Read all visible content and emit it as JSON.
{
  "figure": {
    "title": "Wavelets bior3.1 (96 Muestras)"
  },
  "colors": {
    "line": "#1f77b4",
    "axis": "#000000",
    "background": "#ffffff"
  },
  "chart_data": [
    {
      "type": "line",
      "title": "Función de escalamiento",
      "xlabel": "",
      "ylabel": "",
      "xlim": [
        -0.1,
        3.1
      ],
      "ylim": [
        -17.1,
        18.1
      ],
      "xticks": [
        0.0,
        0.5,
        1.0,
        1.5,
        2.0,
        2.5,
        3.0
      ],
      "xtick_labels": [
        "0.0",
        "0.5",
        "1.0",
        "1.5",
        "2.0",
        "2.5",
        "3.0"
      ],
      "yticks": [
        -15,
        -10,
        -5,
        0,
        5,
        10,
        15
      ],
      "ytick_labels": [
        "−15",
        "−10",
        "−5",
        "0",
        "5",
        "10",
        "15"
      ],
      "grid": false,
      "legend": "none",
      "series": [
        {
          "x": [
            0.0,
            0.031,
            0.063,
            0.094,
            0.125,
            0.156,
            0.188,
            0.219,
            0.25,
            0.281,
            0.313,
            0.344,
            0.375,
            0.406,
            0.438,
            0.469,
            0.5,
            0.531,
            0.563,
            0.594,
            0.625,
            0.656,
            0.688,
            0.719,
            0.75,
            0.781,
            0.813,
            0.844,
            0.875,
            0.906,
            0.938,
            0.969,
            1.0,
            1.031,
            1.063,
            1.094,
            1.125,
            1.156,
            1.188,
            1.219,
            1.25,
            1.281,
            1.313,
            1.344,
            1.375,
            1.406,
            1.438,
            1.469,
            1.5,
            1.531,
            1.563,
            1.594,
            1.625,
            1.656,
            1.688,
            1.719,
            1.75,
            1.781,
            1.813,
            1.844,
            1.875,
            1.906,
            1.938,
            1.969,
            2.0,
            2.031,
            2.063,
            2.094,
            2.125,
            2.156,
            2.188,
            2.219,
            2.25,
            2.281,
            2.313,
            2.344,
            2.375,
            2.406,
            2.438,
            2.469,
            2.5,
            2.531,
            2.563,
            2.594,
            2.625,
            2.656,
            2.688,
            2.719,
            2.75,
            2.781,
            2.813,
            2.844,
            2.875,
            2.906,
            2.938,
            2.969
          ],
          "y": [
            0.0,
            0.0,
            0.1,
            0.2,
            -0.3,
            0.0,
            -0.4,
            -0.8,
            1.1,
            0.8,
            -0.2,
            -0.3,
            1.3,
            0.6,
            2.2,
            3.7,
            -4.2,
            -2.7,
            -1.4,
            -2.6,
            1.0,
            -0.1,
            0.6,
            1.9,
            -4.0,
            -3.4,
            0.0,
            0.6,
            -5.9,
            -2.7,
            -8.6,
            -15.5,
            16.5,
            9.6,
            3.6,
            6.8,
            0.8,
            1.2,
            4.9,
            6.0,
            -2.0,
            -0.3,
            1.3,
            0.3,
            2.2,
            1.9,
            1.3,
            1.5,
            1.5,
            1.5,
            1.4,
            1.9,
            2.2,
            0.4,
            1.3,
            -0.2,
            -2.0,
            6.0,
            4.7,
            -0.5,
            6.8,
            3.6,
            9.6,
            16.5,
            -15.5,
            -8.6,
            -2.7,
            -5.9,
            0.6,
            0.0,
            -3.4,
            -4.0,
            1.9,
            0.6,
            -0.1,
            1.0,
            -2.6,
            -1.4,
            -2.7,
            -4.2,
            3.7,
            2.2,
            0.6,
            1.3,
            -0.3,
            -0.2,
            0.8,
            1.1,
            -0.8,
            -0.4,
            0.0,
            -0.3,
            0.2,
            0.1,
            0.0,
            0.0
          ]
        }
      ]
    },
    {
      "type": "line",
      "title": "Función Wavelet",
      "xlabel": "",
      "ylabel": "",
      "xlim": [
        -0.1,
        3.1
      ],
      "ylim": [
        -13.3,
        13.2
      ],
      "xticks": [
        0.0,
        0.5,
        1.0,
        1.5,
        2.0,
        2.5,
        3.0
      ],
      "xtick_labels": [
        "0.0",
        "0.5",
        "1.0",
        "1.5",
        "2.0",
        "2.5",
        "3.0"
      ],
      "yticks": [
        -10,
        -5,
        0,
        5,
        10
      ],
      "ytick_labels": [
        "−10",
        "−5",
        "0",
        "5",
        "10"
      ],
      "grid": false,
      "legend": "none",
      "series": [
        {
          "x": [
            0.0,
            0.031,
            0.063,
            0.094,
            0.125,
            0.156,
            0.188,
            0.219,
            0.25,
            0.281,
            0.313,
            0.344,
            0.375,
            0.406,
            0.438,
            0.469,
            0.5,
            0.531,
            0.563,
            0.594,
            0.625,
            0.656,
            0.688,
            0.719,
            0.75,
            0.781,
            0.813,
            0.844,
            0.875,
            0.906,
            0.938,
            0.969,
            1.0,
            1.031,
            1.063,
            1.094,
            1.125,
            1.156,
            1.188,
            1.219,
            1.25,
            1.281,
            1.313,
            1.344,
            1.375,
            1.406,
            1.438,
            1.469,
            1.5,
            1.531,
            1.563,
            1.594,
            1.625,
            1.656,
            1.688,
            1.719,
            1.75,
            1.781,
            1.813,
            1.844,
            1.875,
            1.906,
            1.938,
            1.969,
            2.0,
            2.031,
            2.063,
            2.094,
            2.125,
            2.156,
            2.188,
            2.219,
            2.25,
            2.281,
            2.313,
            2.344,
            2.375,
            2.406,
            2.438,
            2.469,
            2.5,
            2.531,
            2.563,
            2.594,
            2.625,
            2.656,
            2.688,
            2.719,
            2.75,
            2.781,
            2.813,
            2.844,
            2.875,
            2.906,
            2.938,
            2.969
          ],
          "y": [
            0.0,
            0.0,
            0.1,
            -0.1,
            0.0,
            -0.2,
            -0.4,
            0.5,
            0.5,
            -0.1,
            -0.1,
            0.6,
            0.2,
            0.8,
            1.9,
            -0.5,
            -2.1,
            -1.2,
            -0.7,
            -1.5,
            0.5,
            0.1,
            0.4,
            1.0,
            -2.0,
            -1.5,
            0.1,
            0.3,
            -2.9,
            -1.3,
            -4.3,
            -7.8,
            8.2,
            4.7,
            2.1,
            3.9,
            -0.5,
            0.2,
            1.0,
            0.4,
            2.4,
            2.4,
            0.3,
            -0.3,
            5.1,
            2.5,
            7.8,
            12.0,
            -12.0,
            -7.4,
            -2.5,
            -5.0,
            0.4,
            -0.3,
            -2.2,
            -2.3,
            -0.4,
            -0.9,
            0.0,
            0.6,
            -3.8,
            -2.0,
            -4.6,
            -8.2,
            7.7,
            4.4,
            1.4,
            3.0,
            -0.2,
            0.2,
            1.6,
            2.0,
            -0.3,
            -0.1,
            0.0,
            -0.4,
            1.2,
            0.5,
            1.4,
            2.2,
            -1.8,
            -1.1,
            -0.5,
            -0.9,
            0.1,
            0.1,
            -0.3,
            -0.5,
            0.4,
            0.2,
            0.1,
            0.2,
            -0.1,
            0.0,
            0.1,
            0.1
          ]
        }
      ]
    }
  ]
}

=-=-=-=-=

■ WRITTEN INSTRUCTION ■
Using the listing above, gather each line that holds the string "Función" and copy it.

■ REPLY ■
      "title": "Función de escalamiento",
      "title": "Función Wavelet",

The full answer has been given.